Data excerpts:
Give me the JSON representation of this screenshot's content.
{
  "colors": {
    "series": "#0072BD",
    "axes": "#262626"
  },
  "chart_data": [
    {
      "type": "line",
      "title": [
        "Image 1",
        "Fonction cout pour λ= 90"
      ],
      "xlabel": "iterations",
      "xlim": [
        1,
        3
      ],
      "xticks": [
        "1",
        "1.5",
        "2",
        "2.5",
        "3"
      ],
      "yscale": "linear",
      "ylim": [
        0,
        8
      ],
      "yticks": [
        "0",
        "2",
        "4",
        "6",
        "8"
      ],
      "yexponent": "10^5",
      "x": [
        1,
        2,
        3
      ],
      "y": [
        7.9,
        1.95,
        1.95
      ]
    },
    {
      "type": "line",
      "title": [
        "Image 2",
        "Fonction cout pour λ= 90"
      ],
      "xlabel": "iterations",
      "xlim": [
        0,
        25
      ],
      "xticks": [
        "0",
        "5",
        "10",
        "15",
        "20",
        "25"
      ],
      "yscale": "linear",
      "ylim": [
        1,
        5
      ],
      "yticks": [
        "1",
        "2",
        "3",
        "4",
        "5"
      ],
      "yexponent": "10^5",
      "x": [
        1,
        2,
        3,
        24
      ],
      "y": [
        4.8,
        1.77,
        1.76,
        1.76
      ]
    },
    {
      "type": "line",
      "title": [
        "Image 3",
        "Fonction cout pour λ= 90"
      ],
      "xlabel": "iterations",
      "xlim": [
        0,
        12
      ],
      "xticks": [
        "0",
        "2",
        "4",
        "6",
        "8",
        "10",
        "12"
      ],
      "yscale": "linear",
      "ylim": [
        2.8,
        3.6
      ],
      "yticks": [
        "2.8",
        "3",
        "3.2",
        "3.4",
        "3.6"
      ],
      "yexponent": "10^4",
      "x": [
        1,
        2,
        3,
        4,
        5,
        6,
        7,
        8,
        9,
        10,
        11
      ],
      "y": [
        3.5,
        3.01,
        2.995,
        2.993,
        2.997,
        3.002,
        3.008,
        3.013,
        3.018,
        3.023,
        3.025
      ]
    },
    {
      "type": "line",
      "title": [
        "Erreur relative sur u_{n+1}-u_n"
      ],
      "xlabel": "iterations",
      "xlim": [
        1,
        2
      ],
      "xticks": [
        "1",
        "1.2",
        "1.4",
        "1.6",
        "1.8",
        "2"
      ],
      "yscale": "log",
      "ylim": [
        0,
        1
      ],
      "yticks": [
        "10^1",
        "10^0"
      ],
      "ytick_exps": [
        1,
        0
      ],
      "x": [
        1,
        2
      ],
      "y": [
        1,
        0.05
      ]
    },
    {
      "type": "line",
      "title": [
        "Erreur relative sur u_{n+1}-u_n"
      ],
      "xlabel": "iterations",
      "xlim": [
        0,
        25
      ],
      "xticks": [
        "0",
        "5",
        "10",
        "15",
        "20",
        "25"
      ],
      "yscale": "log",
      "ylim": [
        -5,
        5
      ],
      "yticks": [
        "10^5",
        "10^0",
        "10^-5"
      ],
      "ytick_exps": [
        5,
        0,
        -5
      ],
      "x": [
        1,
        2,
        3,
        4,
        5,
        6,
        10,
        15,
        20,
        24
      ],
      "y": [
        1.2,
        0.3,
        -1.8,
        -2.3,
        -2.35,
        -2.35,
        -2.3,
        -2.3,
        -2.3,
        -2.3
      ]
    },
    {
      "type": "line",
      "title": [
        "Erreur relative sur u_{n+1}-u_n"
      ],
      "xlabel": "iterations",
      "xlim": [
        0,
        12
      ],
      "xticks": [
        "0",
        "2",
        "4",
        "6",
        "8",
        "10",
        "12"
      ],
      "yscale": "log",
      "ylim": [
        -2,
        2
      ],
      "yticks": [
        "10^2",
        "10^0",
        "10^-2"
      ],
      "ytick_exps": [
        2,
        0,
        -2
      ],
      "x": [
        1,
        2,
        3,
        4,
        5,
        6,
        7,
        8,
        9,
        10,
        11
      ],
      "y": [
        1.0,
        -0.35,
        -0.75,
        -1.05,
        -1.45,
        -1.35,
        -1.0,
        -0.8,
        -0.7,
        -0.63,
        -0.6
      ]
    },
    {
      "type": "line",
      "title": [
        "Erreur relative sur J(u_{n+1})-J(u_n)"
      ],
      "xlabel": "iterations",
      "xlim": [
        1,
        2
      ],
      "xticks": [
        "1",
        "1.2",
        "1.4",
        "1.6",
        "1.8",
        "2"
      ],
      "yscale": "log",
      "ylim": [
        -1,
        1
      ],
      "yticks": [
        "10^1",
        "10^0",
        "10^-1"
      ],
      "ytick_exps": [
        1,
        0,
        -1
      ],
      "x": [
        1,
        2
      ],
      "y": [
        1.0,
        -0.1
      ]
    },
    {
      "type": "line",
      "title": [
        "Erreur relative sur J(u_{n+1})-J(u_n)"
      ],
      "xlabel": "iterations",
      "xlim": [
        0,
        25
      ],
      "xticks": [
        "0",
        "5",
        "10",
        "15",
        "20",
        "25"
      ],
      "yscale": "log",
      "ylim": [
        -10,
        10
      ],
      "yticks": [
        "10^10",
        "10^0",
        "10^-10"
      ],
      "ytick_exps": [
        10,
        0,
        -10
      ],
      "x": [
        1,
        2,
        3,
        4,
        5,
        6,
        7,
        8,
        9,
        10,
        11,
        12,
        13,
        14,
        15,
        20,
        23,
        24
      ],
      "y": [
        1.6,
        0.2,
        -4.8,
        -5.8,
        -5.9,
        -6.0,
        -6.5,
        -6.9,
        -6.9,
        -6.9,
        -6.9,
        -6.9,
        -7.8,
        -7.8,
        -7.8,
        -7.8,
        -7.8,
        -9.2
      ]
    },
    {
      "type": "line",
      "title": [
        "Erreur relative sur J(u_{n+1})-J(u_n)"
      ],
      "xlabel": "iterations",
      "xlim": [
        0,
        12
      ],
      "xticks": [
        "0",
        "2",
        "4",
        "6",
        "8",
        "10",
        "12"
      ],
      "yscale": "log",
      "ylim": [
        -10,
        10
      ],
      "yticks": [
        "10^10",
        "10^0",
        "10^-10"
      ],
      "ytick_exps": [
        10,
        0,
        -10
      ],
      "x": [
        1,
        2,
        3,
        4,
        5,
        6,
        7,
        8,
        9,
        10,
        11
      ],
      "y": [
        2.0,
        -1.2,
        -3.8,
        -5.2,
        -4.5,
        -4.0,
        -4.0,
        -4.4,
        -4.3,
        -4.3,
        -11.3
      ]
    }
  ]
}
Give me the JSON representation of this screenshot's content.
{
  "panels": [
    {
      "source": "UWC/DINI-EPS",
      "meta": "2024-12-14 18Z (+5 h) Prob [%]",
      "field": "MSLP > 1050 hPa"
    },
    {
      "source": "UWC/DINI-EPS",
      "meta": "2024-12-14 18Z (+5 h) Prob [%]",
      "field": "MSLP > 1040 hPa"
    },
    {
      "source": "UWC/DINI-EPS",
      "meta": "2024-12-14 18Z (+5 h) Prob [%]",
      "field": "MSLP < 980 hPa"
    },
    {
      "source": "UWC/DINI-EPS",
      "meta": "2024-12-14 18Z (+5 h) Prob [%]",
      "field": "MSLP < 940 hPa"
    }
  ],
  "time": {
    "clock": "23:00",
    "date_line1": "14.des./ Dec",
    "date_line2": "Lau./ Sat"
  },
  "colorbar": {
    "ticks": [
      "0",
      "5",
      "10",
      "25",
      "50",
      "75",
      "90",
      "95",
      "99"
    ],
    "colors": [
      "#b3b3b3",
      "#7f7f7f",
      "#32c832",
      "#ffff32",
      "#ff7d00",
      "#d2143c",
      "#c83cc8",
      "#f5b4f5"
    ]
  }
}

Stated task:
Repeat the listing in full, keeping every line exactly as it is.

Written response:
Give me the JSON representation of this screenshot's content.
{
  "colors": {
    "series": "#0072BD",
    "axes": "#262626"
  },
  "chart_data": [
    {
      "type": "line",
      "title": [
        "Image 1",
        "Fonction cout pour λ= 90"
      ],
      "xlabel": "iterations",
      "xlim": [
        1,
        3
      ],
      "xticks": [
        "1",
        "1.5",
        "2",
        "2.5",
        "3"
      ],
      "yscale": "linear",
      "ylim": [
        0,
        8
      ],
      "yticks": [
        "0",
        "2",
        "4",
        "6",
        "8"
      ],
      "yexponent": "10^5",
      "x": [
        1,
        2,
        3
      ],
      "y": [
        7.9,
        1.95,
        1.95
      ]
    },
    {
      "type": "line",
      "title": [
        "Image 2",
        "Fonction cout pour λ= 90"
      ],
      "xlabel": "iterations",
      "xlim": [
        0,
        25
      ],
      "xticks": [
        "0",
        "5",
        "10",
        "15",
        "20",
        "25"
      ],
      "yscale": "linear",
      "ylim": [
        1,
        5
      ],
      "yticks": [
        "1",
        "2",
        "3",
        "4",
        "5"
      ],
      "yexponent": "10^5",
      "x": [
        1,
        2,
        3,
        24
      ],
      "y": [
        4.8,
        1.77,
        1.76,
        1.76
      ]
    },
    {
      "type": "line",
      "title": [
        "Image 3",
        "Fonction cout pour λ= 90"
      ],
      "xlabel": "iterations",
      "xlim": [
        0,
        12
      ],
      "xticks": [
        "0",
        "2",
        "4",
        "6",
        "8",
        "10",
        "12"
      ],
      "yscale": "linear",
      "ylim": [
        2.8,
        3.6
      ],
      "yticks": [
        "2.8",
        "3",
        "3.2",
        "3.4",
        "3.6"
      ],
      "yexponent": "10^4",
      "x": [
        1,
        2,
        3,
        4,
        5,
        6,
        7,
        8,
        9,
        10,
        11
      ],
      "y": [
        3.5,
        3.01,
        2.995,
        2.993,
        2.997,
        3.002,
        3.008,
        3.013,
        3.018,
        3.023,
        3.025
      ]
    },
    {
      "type": "line",
      "title": [
        "Erreur relative sur u_{n+1}-u_n"
      ],
      "xlabel": "iterations",
      "xlim": [
        1,
        2
      ],
      "xticks": [
        "1",
        "1.2",
        "1.4",
        "1.6",
        "1.8",
        "2"
      ],
      "yscale": "log",
      "ylim": [
        0,
        1
      ],
      "yticks": [
        "10^1",
        "10^0"
      ],
      "ytick_exps": [
        1,
        0
      ],
      "x": [
        1,
        2
      ],
      "y": [
        1,
        0.05
      ]
    },
    {
      "type": "line",
      "title": [
        "Erreur relative sur u_{n+1}-u_n"
      ],
      "xlabel": "iterations",
      "xlim": [
        0,
        25
      ],
      "xticks": [
        "0",
        "5",
        "10",
        "15",
        "20",
        "25"
      ],
      "yscale": "log",
      "ylim": [
        -5,
        5
      ],
      "yticks": [
        "10^5",
        "10^0",
        "10^-5"
      ],
      "ytick_exps": [
        5,
        0,
        -5
      ],
      "x": [
        1,
        2,
        3,
        4,
        5,
        6,
        10,
        15,
        20,
        24
      ],
      "y": [
        1.2,
        0.3,
        -1.8,
        -2.3,
        -2.35,
        -2.35,
        -2.3,
        -2.3,
        -2.3,
        -2.3
      ]
    },
    {
      "type": "line",
      "title": [
        "Erreur relative sur u_{n+1}-u_n"
      ],
      "xlabel": "iterations",
      "xlim": [
        0,
        12
      ],
      "xticks": [
        "0",
        "2",
        "4",
        "6",
        "8",
        "10",
        "12"
      ],
      "yscale": "log",
      "ylim": [
        -2,
        2
      ],
      "yticks": [
        "10^2",
        "10^0",
        "10^-2"
      ],
      "ytick_exps": [
        2,
        0,
        -2
      ],
      "x": [
        1,
        2,
        3,
        4,
        5,
        6,
        7,
        8,
        9,
        10,
        11
      ],
      "y": [
        1.0,
        -0.35,
        -0.75,
        -1.05,
        -1.45,
        -1.35,
        -1.0,
        -0.8,
        -0.7,
        -0.63,
        -0.6
      ]
    },
    {
      "type": "line",
      "title": [
        "Erreur relative sur J(u_{n+1})-J(u_n)"
      ],
      "xlabel": "iterations",
      "xlim": [
        1,
        2
      ],
      "xticks": [
        "1",
        "1.2",
        "1.4",
        "1.6",
        "1.8",
        "2"
      ],
      "yscale": "log",
      "ylim": [
        -1,
        1
      ],
      "yticks": [
        "10^1",
        "10^0",
        "10^-1"
      ],
      "ytick_exps": [
        1,
        0,
        -1
      ],
      "x": [
        1,
        2
      ],
      "y": [
        1.0,
        -0.1
      ]
    },
    {
      "type": "line",
      "title": [
        "Erreur relative sur J(u_{n+1})-J(u_n)"
      ],
      "xlabel": "iterations",
      "xlim": [
        0,
        25
      ],
      "xticks": [
        "0",
        "5",
        "10",
        "15",
        "20",
        "25"
      ],
      "yscale": "log",
      "ylim": [
        -10,
        10
      ],
      "yticks": [
        "10^10",
        "10^0",
        "10^-10"
      ],
      "ytick_exps": [
        10,
        0,
        -10
      ],
      "x": [
        1,
        2,
        3,
        4,
        5,
        6,
        7,
        8,
        9,
        10,
        11,
        12,
        13,
        14,
        15,
        20,
        23,
        24
      ],
      "y": [
        1.6,
        0.2,
        -4.8,
        -5.8,
        -5.9,
        -6.0,
        -6.5,
        -6.9,
        -6.9,
        -6.9,
        -6.9,
        -6.9,
        -7.8,
        -7.8,
        -7.8,
        -7.8,
        -7.8,
        -9.2
      ]
    },
    {
      "type": "line",
      "title": [
        "Erreur relative sur J(u_{n+1})-J(u_n)"
      ],
      "xlabel": "iterations",
      "xlim": [
        0,
        12
      ],
      "xticks": [
        "0",
        "2",
        "4",
        "6",
        "8",
        "10",
        "12"
      ],
      "yscale": "log",
      "ylim": [
        -10,
        10
      ],
      "yticks": [
        "10^10",
        "10^0",
        "10^-10"
      ],
      "ytick_exps": [
        10,
        0,
        -10
      ],
      "x": [
        1,
        2,
        3,
        4,
        5,
        6,
        7,
        8,
        9,
        10,
        11
      ],
      "y": [
        2.0,
        -1.2,
        -3.8,
        -5.2,
        -4.5,
        -4.0,
        -4.0,
        -4.4,
        -4.3,
        -4.3,
        -11.3
      ]
    }
  ]
}
Give me the JSON representation of this screenshot's content.
{
  "panels": [
    {
      "source": "UWC/DINI-EPS",
      "meta": "2024-12-14 18Z (+5 h) Prob [%]",
      "field": "MSLP > 1050 hPa"
    },
    {
      "source": "UWC/DINI-EPS",
      "meta": "2024-12-14 18Z (+5 h) Prob [%]",
      "field": "MSLP > 1040 hPa"
    },
    {
      "source": "UWC/DINI-EPS",
      "meta": "2024-12-14 18Z (+5 h) Prob [%]",
      "field": "MSLP < 980 hPa"
    },
    {
      "source": "UWC/DINI-EPS",
      "meta": "2024-12-14 18Z (+5 h) Prob [%]",
      "field": "MSLP < 940 hPa"
    }
  ],
  "time": {
    "clock": "23:00",
    "date_line1": "14.des./ Dec",
    "date_line2": "Lau./ Sat"
  },
  "colorbar": {
    "ticks": [
      "0",
      "5",
      "10",
      "25",
      "50",
      "75",
      "90",
      "95",
      "99"
    ],
    "colors": [
      "#b3b3b3",
      "#7f7f7f",
      "#32c832",
      "#ffff32",
      "#ff7d00",
      "#d2143c",
      "#c83cc8",
      "#f5b4f5"
    ]
  }
}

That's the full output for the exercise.